* _What to produce_:
Search the listing for "Setup" and copy every line where it appears.
======== Data excerpts ========
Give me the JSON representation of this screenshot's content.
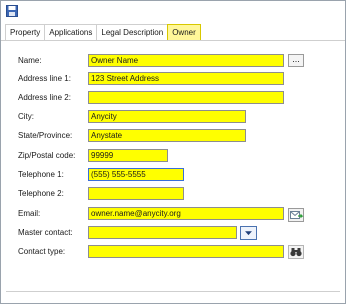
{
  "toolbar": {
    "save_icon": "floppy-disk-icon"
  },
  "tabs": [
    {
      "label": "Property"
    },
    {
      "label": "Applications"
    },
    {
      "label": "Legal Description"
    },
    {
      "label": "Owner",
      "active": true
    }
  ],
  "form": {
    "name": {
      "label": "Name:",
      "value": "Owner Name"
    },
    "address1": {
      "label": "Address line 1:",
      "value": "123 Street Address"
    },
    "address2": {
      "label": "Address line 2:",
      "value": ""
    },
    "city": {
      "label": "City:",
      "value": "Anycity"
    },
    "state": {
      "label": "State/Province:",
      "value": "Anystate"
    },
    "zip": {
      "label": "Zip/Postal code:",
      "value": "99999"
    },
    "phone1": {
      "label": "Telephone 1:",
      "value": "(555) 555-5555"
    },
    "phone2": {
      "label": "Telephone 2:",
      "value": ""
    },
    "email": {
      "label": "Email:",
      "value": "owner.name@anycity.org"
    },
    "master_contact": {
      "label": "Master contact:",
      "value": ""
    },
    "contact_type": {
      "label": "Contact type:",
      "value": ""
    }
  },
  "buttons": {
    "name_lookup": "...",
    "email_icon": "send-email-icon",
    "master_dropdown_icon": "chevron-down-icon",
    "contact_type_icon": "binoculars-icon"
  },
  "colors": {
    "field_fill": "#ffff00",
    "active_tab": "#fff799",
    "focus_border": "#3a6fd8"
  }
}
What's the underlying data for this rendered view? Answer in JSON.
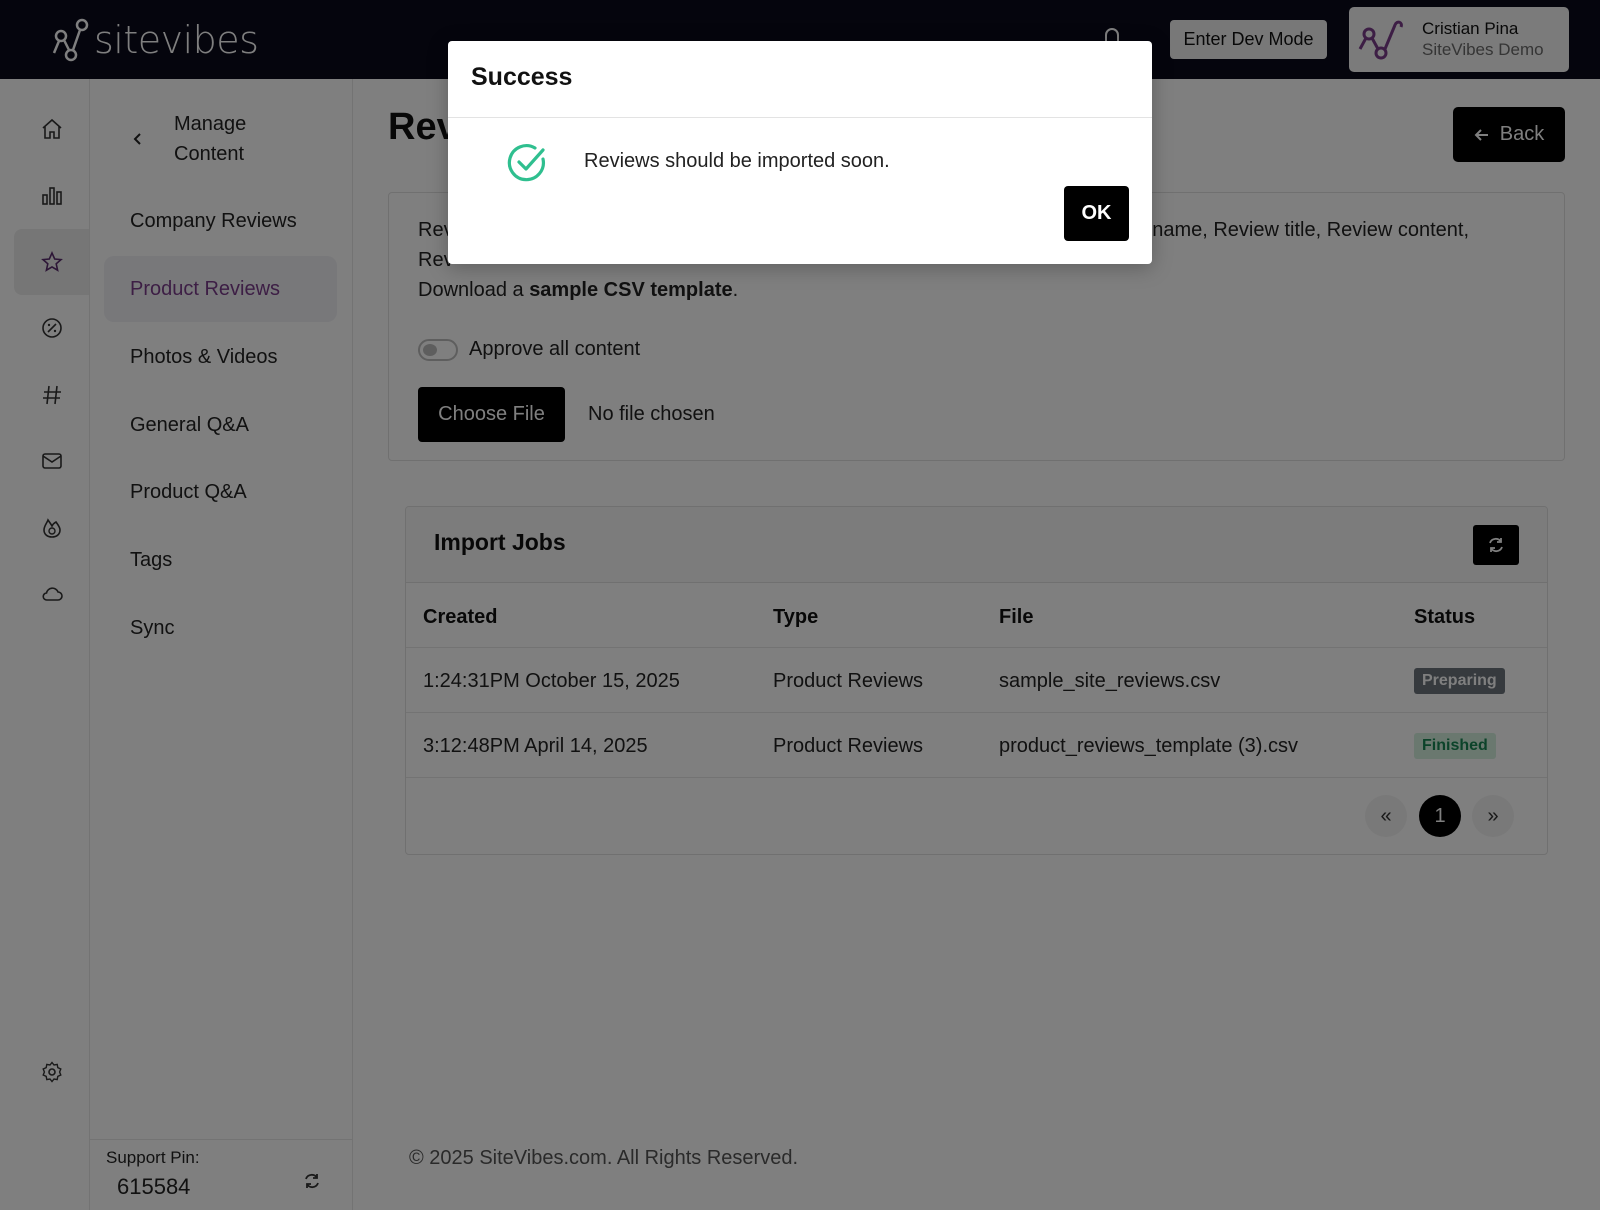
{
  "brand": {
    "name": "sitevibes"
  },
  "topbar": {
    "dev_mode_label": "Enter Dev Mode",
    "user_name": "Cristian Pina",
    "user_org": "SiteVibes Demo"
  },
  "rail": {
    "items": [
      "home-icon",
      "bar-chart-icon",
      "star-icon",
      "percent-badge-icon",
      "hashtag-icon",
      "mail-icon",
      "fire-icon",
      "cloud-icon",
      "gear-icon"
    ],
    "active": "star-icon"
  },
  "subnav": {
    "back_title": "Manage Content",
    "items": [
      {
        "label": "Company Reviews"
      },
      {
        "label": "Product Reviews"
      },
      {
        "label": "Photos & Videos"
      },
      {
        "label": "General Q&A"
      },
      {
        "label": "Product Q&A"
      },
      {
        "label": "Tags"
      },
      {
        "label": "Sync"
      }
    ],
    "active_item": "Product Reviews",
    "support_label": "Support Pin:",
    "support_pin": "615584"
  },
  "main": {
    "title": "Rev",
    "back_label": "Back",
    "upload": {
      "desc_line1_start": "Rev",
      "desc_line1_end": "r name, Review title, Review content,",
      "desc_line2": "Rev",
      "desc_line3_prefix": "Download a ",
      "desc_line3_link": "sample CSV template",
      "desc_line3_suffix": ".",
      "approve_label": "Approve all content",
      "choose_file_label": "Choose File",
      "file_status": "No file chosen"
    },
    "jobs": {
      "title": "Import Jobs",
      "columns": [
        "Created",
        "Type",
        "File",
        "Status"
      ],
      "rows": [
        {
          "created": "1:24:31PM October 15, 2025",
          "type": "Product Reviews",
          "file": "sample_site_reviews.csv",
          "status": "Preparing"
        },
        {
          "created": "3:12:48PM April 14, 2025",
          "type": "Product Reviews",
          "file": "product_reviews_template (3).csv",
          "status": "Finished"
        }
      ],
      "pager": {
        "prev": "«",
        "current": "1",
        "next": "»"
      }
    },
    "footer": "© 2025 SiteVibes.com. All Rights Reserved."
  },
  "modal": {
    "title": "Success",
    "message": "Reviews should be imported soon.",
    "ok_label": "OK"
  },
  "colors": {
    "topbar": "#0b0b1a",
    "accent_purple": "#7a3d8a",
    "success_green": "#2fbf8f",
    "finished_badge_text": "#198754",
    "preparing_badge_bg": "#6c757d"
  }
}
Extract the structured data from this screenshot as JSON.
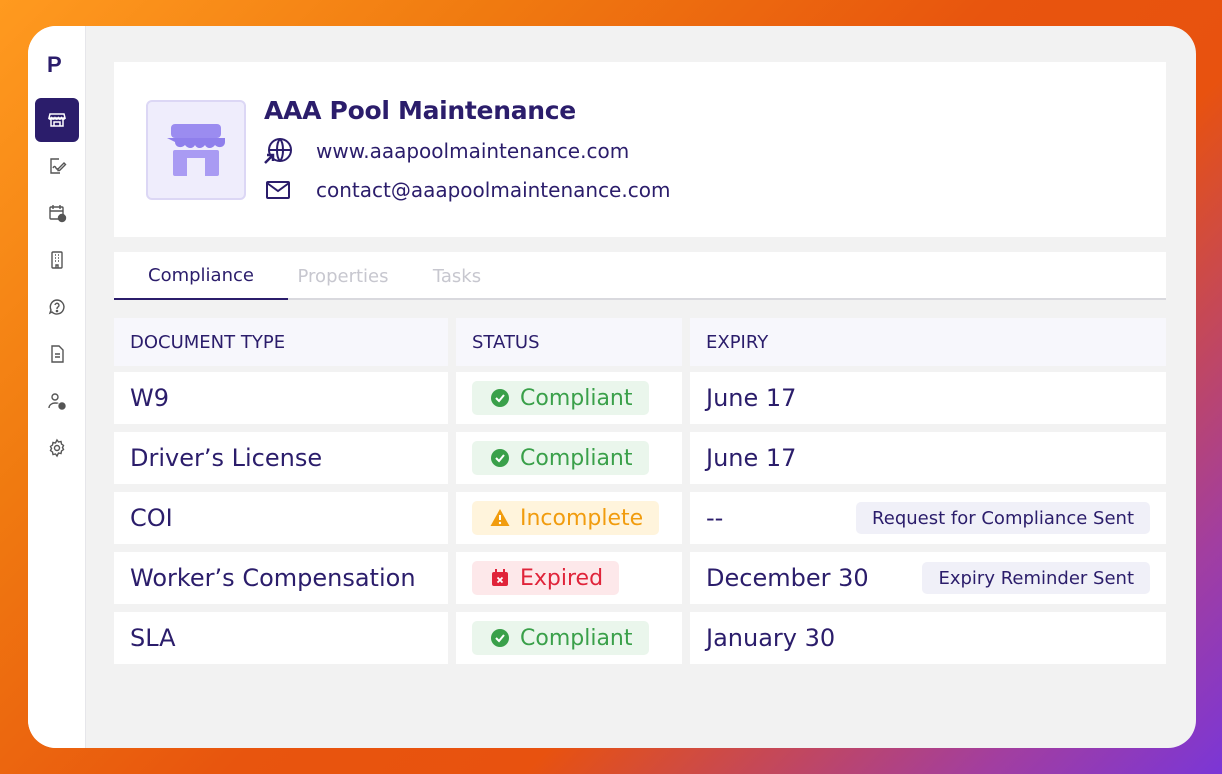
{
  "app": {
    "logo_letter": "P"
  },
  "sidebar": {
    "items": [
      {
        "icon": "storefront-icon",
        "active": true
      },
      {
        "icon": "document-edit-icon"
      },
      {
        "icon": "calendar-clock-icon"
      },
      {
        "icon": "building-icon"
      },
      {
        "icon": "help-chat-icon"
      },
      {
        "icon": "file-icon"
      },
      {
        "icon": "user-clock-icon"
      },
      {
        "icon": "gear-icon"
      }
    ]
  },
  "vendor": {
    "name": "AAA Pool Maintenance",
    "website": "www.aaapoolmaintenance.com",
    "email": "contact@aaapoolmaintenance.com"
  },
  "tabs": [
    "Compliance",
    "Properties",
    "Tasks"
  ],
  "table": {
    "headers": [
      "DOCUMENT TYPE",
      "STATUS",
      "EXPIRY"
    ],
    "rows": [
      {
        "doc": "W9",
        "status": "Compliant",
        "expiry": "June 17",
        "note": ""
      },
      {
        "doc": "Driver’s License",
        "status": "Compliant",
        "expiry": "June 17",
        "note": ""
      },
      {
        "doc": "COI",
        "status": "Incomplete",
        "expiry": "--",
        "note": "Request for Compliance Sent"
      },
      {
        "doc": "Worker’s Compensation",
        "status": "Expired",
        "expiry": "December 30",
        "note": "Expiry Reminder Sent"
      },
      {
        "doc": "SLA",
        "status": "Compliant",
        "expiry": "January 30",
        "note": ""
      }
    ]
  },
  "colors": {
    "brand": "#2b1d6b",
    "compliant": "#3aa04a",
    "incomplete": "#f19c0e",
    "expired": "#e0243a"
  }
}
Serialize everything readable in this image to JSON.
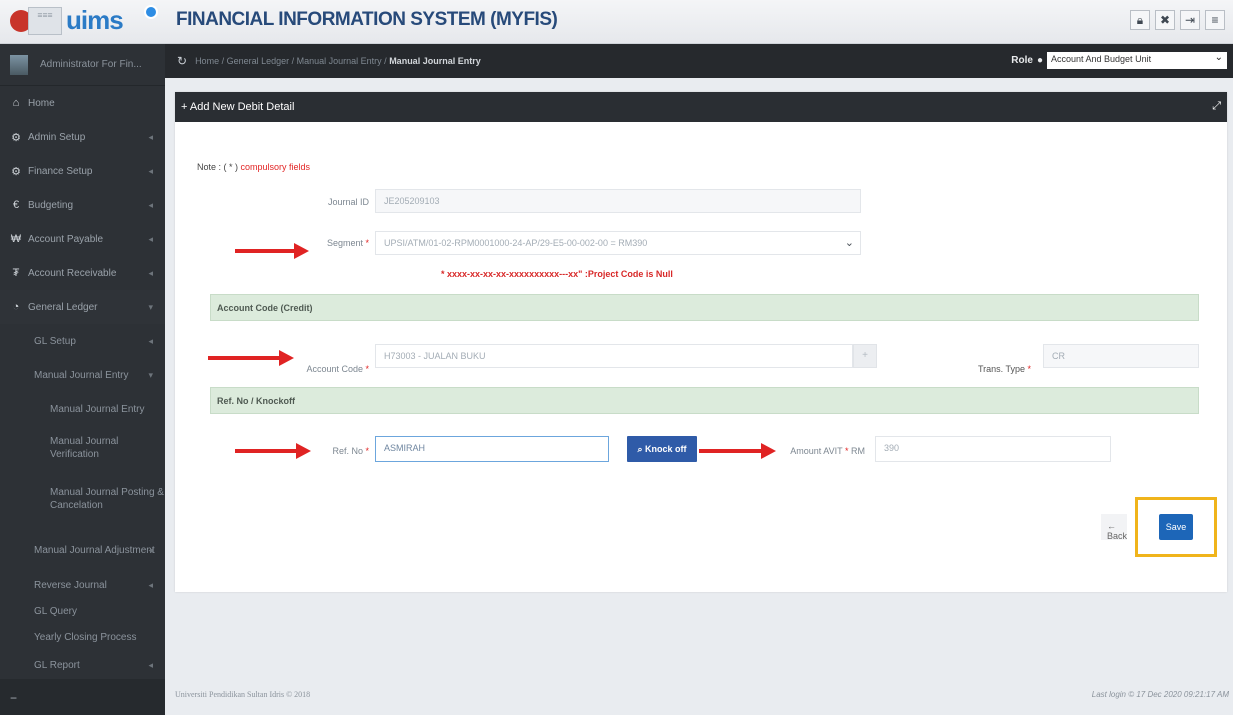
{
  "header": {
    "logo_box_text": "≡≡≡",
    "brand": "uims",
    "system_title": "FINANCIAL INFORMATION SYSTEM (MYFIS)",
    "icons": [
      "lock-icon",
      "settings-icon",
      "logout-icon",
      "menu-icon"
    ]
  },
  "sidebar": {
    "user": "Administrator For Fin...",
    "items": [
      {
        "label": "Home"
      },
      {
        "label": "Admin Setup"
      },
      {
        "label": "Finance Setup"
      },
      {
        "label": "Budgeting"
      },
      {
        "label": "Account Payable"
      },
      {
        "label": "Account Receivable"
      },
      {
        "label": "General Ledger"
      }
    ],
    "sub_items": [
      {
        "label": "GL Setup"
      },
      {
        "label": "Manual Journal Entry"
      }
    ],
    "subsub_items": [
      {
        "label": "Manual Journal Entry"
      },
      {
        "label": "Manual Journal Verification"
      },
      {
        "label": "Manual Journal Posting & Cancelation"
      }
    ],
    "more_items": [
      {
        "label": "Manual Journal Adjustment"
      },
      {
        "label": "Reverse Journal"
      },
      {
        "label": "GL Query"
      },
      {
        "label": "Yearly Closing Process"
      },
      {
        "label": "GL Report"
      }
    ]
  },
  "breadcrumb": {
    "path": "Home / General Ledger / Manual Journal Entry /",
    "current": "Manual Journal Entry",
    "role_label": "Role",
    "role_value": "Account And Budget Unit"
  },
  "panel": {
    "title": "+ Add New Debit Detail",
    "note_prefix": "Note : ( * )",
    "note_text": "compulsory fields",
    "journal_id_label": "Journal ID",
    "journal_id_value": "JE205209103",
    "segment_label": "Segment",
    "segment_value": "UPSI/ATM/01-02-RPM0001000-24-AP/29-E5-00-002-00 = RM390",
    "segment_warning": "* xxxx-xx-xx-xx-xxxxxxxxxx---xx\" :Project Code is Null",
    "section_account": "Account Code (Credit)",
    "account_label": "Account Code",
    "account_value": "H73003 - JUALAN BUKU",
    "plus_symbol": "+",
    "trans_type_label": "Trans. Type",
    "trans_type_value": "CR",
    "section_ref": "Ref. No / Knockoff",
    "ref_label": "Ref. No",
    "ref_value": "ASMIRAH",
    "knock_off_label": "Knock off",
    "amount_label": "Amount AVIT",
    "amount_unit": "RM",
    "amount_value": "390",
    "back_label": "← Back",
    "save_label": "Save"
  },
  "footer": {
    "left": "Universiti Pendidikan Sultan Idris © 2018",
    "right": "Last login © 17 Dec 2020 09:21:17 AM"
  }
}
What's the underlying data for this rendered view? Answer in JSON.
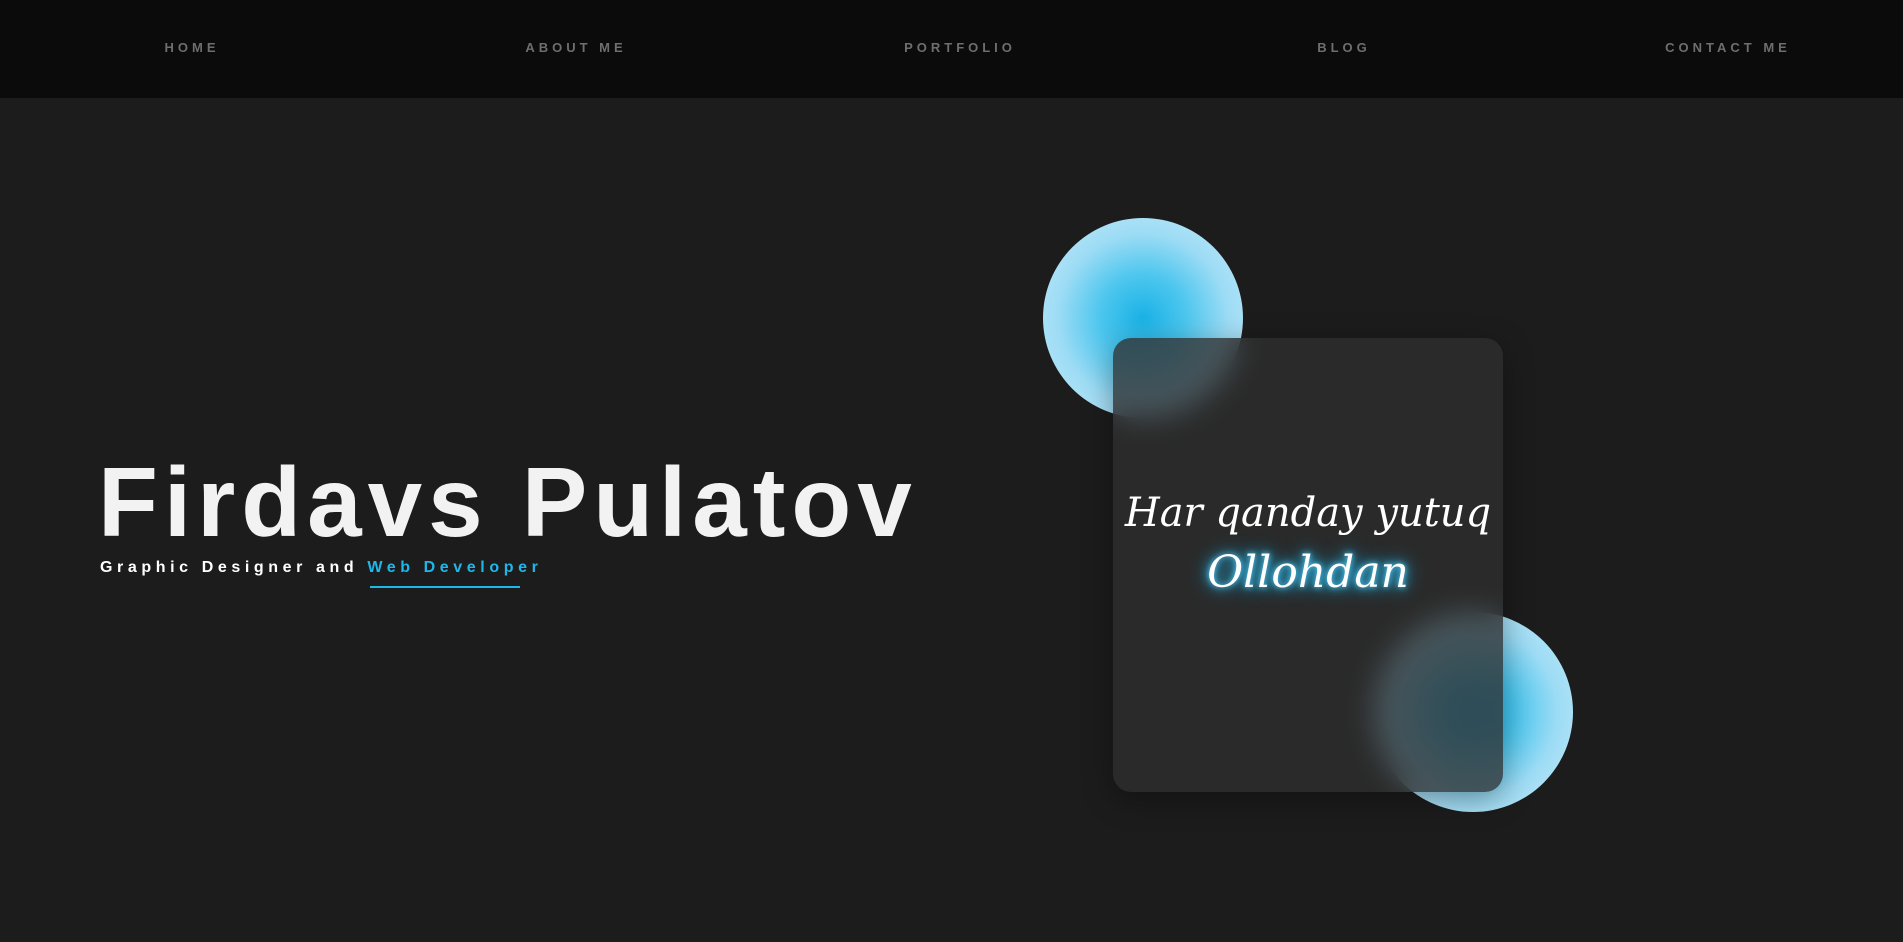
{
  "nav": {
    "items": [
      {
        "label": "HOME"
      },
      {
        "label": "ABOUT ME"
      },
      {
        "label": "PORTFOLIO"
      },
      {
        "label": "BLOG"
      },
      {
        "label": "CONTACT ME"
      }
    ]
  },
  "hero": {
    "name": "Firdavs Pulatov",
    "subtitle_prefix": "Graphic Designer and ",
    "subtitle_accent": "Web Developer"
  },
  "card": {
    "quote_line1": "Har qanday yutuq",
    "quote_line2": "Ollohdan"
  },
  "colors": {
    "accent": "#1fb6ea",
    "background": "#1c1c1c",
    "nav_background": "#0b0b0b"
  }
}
========
* _Solution to this task_:
        "label": "Admin Setup"
        "label": "Finance Setup"
        "label": "GL Setup"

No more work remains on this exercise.